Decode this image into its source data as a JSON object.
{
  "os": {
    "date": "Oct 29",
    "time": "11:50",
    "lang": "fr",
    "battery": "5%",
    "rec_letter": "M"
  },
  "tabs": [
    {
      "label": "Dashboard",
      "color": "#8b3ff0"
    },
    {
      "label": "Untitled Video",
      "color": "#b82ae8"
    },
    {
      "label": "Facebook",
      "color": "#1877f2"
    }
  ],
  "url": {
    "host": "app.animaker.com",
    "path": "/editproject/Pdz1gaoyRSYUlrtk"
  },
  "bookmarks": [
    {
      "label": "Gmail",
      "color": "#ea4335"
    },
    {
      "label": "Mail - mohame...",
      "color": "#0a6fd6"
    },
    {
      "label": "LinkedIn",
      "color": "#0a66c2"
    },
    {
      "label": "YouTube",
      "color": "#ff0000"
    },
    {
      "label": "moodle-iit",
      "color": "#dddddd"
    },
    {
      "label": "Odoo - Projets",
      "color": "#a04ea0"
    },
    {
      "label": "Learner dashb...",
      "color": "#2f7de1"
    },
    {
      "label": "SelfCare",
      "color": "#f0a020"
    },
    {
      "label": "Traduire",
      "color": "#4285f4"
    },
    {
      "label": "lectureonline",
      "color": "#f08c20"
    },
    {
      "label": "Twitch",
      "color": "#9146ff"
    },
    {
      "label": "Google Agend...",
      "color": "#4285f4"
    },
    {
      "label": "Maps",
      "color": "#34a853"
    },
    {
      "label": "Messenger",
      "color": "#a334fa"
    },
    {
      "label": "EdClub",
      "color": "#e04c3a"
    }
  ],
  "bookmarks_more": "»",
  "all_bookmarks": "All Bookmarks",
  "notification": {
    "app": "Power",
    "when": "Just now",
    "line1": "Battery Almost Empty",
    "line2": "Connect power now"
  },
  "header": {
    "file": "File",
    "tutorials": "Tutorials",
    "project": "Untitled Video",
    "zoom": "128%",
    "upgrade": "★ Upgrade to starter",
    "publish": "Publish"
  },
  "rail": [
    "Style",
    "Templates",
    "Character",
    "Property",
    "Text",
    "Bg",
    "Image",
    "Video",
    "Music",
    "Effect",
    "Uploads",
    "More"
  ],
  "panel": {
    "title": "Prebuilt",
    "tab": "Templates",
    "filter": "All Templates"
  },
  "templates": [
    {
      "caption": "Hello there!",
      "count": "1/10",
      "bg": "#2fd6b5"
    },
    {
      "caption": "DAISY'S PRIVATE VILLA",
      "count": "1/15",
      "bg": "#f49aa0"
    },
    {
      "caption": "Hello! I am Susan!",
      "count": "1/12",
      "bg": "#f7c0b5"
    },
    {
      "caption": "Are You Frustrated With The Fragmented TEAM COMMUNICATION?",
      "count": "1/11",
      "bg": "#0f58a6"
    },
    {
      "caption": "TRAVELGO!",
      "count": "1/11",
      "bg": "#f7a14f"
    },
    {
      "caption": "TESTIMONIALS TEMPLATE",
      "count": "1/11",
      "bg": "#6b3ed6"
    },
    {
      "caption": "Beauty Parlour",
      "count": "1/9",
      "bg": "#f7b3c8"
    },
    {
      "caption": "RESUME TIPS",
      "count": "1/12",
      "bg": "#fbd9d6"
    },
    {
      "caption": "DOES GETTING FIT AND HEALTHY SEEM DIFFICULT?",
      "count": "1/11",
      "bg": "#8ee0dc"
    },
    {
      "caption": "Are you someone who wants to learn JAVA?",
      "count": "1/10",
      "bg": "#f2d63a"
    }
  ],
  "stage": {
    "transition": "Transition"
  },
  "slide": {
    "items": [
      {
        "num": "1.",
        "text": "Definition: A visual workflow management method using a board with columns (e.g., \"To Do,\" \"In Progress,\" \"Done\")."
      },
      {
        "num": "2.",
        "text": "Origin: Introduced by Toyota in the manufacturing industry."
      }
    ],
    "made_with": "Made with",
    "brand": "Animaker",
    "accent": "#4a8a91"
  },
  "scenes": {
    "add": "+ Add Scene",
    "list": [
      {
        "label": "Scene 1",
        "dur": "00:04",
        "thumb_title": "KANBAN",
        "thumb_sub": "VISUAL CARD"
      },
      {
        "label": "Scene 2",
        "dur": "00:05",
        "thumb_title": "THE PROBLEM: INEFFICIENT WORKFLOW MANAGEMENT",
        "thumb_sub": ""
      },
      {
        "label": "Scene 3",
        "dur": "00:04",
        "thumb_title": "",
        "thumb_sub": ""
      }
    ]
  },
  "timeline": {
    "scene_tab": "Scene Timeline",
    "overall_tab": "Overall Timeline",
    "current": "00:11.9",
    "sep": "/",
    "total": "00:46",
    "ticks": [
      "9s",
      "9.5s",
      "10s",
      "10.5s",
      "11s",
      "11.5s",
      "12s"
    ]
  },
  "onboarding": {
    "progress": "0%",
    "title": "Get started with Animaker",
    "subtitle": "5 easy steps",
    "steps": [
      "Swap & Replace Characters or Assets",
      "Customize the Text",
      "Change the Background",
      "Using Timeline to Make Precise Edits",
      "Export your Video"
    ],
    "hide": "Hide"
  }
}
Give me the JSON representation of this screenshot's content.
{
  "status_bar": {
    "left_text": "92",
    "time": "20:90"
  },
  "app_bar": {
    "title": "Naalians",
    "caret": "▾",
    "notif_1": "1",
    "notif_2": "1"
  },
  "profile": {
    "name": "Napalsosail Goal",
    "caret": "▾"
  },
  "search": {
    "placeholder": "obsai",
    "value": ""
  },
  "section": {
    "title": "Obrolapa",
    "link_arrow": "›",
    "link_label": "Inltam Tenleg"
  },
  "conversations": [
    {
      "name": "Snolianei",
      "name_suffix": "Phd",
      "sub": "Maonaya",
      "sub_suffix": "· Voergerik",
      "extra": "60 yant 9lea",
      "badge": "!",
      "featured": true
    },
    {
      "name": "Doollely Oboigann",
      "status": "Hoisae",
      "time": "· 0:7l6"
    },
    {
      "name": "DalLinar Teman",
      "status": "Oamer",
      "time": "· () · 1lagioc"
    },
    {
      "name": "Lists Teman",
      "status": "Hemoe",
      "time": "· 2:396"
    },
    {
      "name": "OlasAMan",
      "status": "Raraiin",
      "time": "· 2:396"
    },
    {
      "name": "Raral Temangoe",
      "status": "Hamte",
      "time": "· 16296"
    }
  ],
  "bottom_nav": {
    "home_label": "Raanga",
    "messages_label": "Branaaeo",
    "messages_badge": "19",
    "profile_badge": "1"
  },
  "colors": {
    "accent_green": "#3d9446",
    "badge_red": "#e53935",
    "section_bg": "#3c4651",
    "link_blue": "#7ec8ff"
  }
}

------------------------------------------------

Requirements:
Search the records for the word "Untitled", then list every line that has it.

Answer below:
      "label": "Untitled Video",
    "project": "Untitled Video",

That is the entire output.